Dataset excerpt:
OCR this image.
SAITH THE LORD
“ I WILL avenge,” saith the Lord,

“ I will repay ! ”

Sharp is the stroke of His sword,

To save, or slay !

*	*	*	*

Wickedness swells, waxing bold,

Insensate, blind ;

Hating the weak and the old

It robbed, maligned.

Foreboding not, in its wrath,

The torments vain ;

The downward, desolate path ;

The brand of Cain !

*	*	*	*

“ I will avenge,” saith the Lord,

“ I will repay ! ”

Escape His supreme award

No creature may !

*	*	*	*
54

• _Instructions to follow_
Please repeat the listing above in full and exactly.

• _Solution for this exercise_
OCR this image.
SAITH THE LORD
“ I WILL avenge,” saith the Lord,

“ I will repay ! ”

Sharp is the stroke of His sword,

To save, or slay !

*	*	*	*

Wickedness swells, waxing bold,

Insensate, blind ;

Hating the weak and the old

It robbed, maligned.

Foreboding not, in its wrath,

The torments vain ;

The downward, desolate path ;

The brand of Cain !

*	*	*	*

“ I will avenge,” saith the Lord,

“ I will repay ! ”

Escape His supreme award

No creature may !

*	*	*	*
54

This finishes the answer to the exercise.